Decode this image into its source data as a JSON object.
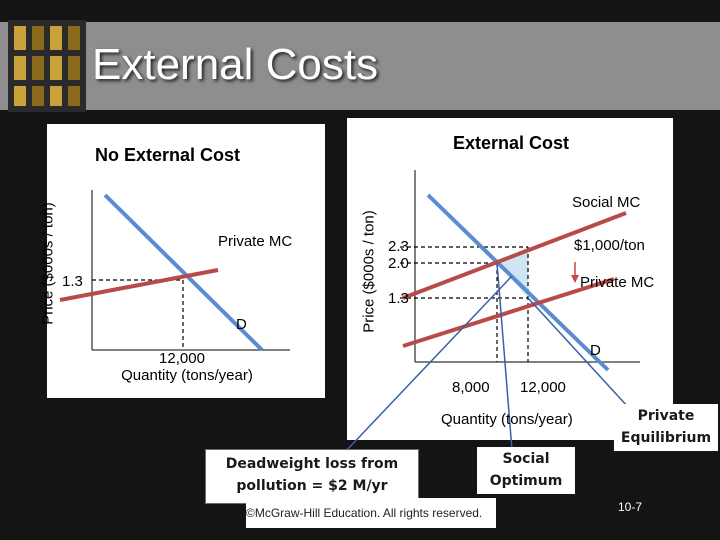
{
  "slide": {
    "title": "External Costs",
    "page_number": "10-7",
    "copyright": "©McGraw-Hill Education. All rights reserved."
  },
  "left_panel": {
    "title": "No External Cost",
    "y_axis_label": "Price ($000s / ton)",
    "price_label": "1.3",
    "supply_label": "Private MC",
    "demand_label": "D",
    "quantity_value": "12,000",
    "x_axis_label": "Quantity (tons/year)"
  },
  "right_panel": {
    "title": "External Cost",
    "y_axis_label": "Price ($000s / ton)",
    "social_mc_label": "Social MC",
    "private_mc_label": "Private MC",
    "demand_label": "D",
    "gap_label": "$1,000/ton",
    "price_high": "2.3",
    "price_mid": "2.0",
    "price_low": "1.3",
    "quantity_left": "8,000",
    "quantity_right": "12,000",
    "x_axis_label": "Quantity (tons/year)"
  },
  "callouts": {
    "deadweight": "Deadweight loss from pollution = $2 M/yr",
    "social_optimum": "Social Optimum",
    "private_equilibrium": "Private Equilibrium"
  },
  "colors": {
    "demand_line": "#5b8bd0",
    "supply_line": "#b84a4a",
    "deadweight_fill": "#cfe6f2",
    "title_band": "#8e8e8e",
    "background": "#141414"
  }
}
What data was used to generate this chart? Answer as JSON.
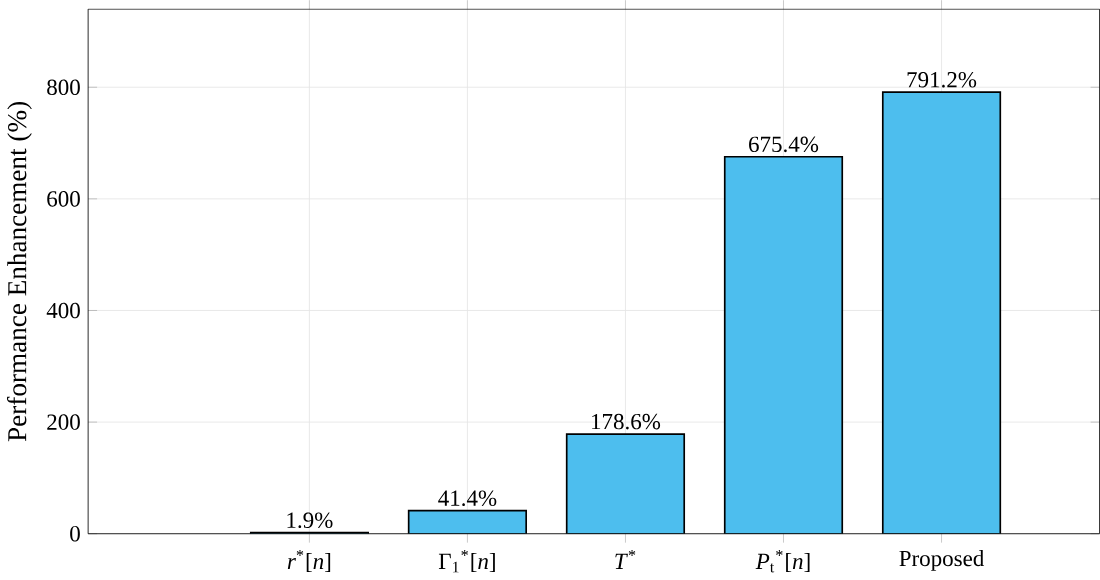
{
  "chart_data": {
    "type": "bar",
    "ylabel": "Performance Enhancement (%)",
    "categories": [
      "*r*$^{*}$[*n*]",
      "Γ$_{1}$$^{*}$[*n*]",
      "*T*$^{*}$",
      "*P*$_{t}$$^{*}$[*n*]",
      "Proposed"
    ],
    "values": [
      1.9,
      41.4,
      178.6,
      675.4,
      791.2
    ],
    "value_labels": [
      "1.9%",
      "41.4%",
      "178.6%",
      "675.4%",
      "791.2%"
    ],
    "color": "#4dbeee",
    "ylim": [
      0,
      940
    ],
    "yticks": [
      0,
      200,
      400,
      600,
      800
    ],
    "grid": true
  }
}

- - - -

§ The problem
Images do not belong in the copy; reproduce all other parts of the records above verbatim.

§ Solution below
Decode this image into its source data as a JSON object.
{
  "slide": {
    "title": "External Costs",
    "page_number": "10-7",
    "copyright": "©McGraw-Hill Education. All rights reserved."
  },
  "left_panel": {
    "title": "No External Cost",
    "y_axis_label": "Price ($000s / ton)",
    "price_label": "1.3",
    "supply_label": "Private MC",
    "demand_label": "D",
    "quantity_value": "12,000",
    "x_axis_label": "Quantity (tons/year)"
  },
  "right_panel": {
    "title": "External Cost",
    "y_axis_label": "Price ($000s / ton)",
    "social_mc_label": "Social MC",
    "private_mc_label": "Private MC",
    "demand_label": "D",
    "gap_label": "$1,000/ton",
    "price_high": "2.3",
    "price_mid": "2.0",
    "price_low": "1.3",
    "quantity_left": "8,000",
    "quantity_right": "12,000",
    "x_axis_label": "Quantity (tons/year)"
  },
  "callouts": {
    "deadweight": "Deadweight loss from pollution = $2 M/yr",
    "social_optimum": "Social Optimum",
    "private_equilibrium": "Private Equilibrium"
  },
  "colors": {
    "demand_line": "#5b8bd0",
    "supply_line": "#b84a4a",
    "deadweight_fill": "#cfe6f2",
    "title_band": "#8e8e8e",
    "background": "#141414"
  }
}
What data was used to generate this chart? Answer as JSON.
{
  "chart_data": {
    "type": "bar",
    "ylabel": "Performance Enhancement (%)",
    "categories": [
      "*r*$^{*}$[*n*]",
      "Γ$_{1}$$^{*}$[*n*]",
      "*T*$^{*}$",
      "*P*$_{t}$$^{*}$[*n*]",
      "Proposed"
    ],
    "values": [
      1.9,
      41.4,
      178.6,
      675.4,
      791.2
    ],
    "value_labels": [
      "1.9%",
      "41.4%",
      "178.6%",
      "675.4%",
      "791.2%"
    ],
    "color": "#4dbeee",
    "ylim": [
      0,
      940
    ],
    "yticks": [
      0,
      200,
      400,
      600,
      800
    ],
    "grid": true
  }
}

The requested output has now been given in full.